(Stored records)
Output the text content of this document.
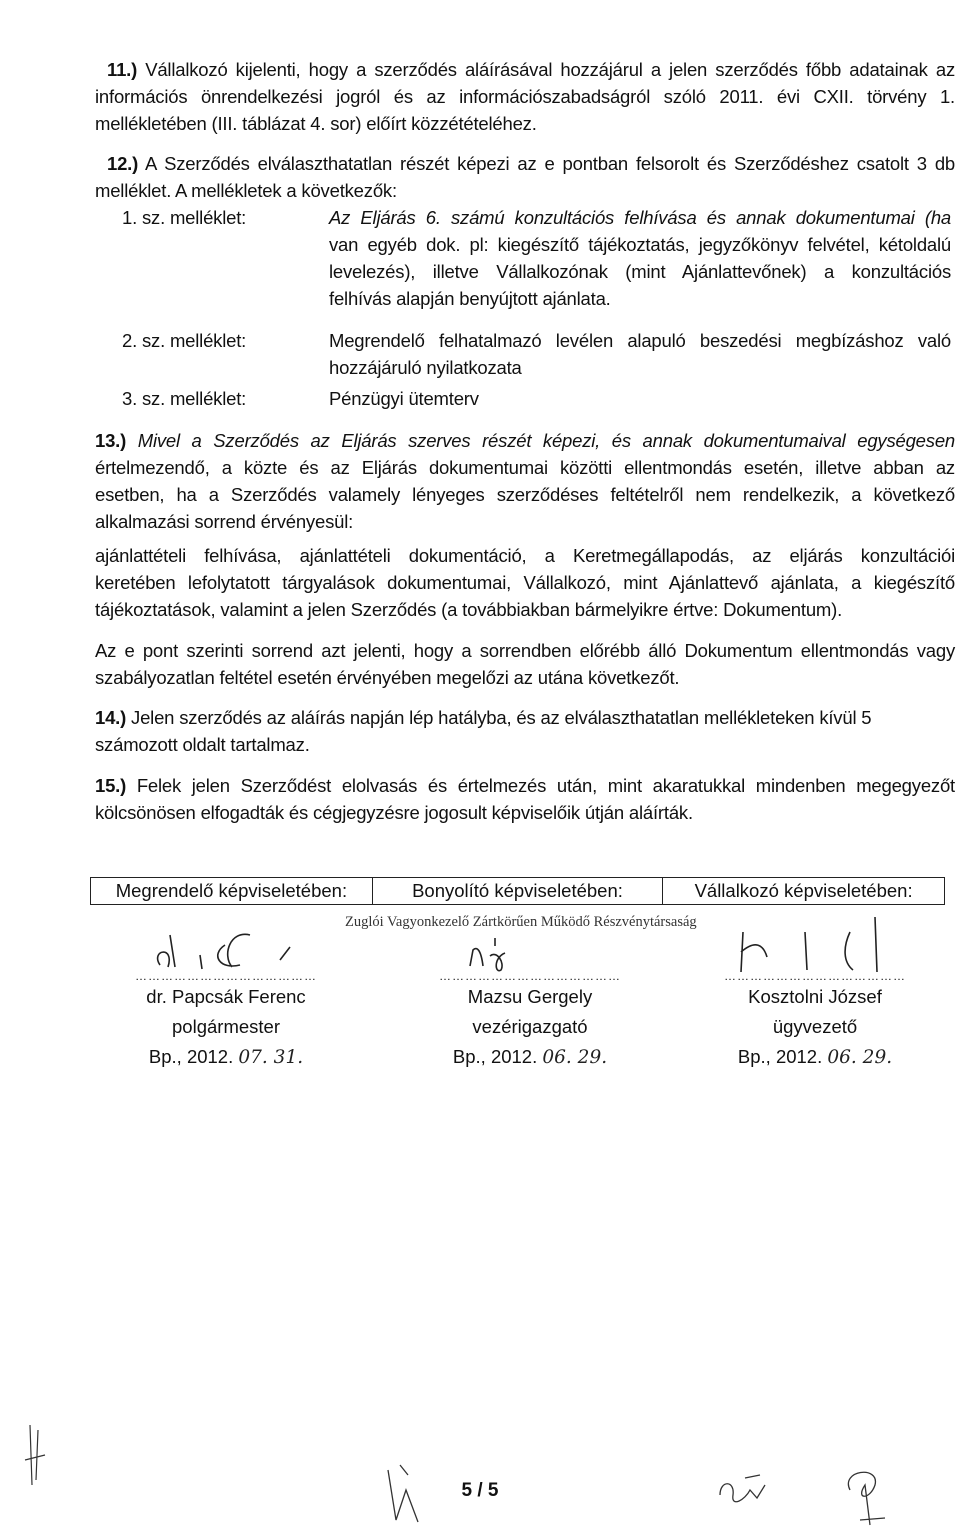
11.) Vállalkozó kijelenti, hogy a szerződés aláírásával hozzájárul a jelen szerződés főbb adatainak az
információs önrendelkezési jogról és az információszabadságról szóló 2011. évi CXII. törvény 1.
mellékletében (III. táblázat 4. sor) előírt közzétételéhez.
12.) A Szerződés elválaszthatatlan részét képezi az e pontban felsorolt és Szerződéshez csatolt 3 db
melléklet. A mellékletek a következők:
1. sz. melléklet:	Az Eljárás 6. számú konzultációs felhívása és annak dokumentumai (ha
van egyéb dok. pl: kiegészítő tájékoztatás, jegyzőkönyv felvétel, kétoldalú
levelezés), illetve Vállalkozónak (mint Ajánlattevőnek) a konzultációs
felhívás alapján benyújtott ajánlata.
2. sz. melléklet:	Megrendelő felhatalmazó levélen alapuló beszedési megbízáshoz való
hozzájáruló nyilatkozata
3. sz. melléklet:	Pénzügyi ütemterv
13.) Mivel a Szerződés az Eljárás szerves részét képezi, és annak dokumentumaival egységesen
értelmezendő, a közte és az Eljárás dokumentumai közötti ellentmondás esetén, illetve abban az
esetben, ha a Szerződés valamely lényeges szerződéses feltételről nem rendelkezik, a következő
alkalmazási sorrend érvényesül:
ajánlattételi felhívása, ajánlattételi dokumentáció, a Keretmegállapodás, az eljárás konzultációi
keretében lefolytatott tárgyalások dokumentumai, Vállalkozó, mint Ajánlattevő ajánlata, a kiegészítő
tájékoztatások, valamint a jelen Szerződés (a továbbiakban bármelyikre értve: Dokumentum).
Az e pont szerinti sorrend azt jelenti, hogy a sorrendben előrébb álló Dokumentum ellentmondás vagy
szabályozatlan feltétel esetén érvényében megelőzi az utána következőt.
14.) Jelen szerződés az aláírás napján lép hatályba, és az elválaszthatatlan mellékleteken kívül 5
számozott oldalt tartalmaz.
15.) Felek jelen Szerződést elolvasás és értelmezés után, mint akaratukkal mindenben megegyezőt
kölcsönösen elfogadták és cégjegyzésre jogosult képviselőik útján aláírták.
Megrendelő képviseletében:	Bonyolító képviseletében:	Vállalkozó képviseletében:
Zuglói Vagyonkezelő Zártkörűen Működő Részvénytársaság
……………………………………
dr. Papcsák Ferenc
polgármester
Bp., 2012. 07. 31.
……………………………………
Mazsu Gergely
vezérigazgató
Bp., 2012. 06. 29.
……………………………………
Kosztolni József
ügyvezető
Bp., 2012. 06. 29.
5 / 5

TO BE DONE ▸ Transcribe the records above exactly as they appear, leaving out any pictures.

ANSWER TO THIS PROBLEM ▸
Output the text content of this document.
11.) Vállalkozó kijelenti, hogy a szerződés aláírásával hozzájárul a jelen szerződés főbb adatainak az
információs önrendelkezési jogról és az információszabadságról szóló 2011. évi CXII. törvény 1.
mellékletében (III. táblázat 4. sor) előírt közzétételéhez.
12.) A Szerződés elválaszthatatlan részét képezi az e pontban felsorolt és Szerződéshez csatolt 3 db
melléklet. A mellékletek a következők:
1. sz. melléklet:	Az Eljárás 6. számú konzultációs felhívása és annak dokumentumai (ha
van egyéb dok. pl: kiegészítő tájékoztatás, jegyzőkönyv felvétel, kétoldalú
levelezés), illetve Vállalkozónak (mint Ajánlattevőnek) a konzultációs
felhívás alapján benyújtott ajánlata.
2. sz. melléklet:	Megrendelő felhatalmazó levélen alapuló beszedési megbízáshoz való
hozzájáruló nyilatkozata
3. sz. melléklet:	Pénzügyi ütemterv
13.) Mivel a Szerződés az Eljárás szerves részét képezi, és annak dokumentumaival egységesen
értelmezendő, a közte és az Eljárás dokumentumai közötti ellentmondás esetén, illetve abban az
esetben, ha a Szerződés valamely lényeges szerződéses feltételről nem rendelkezik, a következő
alkalmazási sorrend érvényesül:
ajánlattételi felhívása, ajánlattételi dokumentáció, a Keretmegállapodás, az eljárás konzultációi
keretében lefolytatott tárgyalások dokumentumai, Vállalkozó, mint Ajánlattevő ajánlata, a kiegészítő
tájékoztatások, valamint a jelen Szerződés (a továbbiakban bármelyikre értve: Dokumentum).
Az e pont szerinti sorrend azt jelenti, hogy a sorrendben előrébb álló Dokumentum ellentmondás vagy
szabályozatlan feltétel esetén érvényében megelőzi az utána következőt.
14.) Jelen szerződés az aláírás napján lép hatályba, és az elválaszthatatlan mellékleteken kívül 5
számozott oldalt tartalmaz.
15.) Felek jelen Szerződést elolvasás és értelmezés után, mint akaratukkal mindenben megegyezőt
kölcsönösen elfogadták és cégjegyzésre jogosult képviselőik útján aláírták.
Megrendelő képviseletében:	Bonyolító képviseletében:	Vállalkozó képviseletében:
Zuglói Vagyonkezelő Zártkörűen Működő Részvénytársaság
……………………………………
dr. Papcsák Ferenc
polgármester
Bp., 2012. 07. 31.
……………………………………
Mazsu Gergely
vezérigazgató
Bp., 2012. 06. 29.
……………………………………
Kosztolni József
ügyvezető
Bp., 2012. 06. 29.
5 / 5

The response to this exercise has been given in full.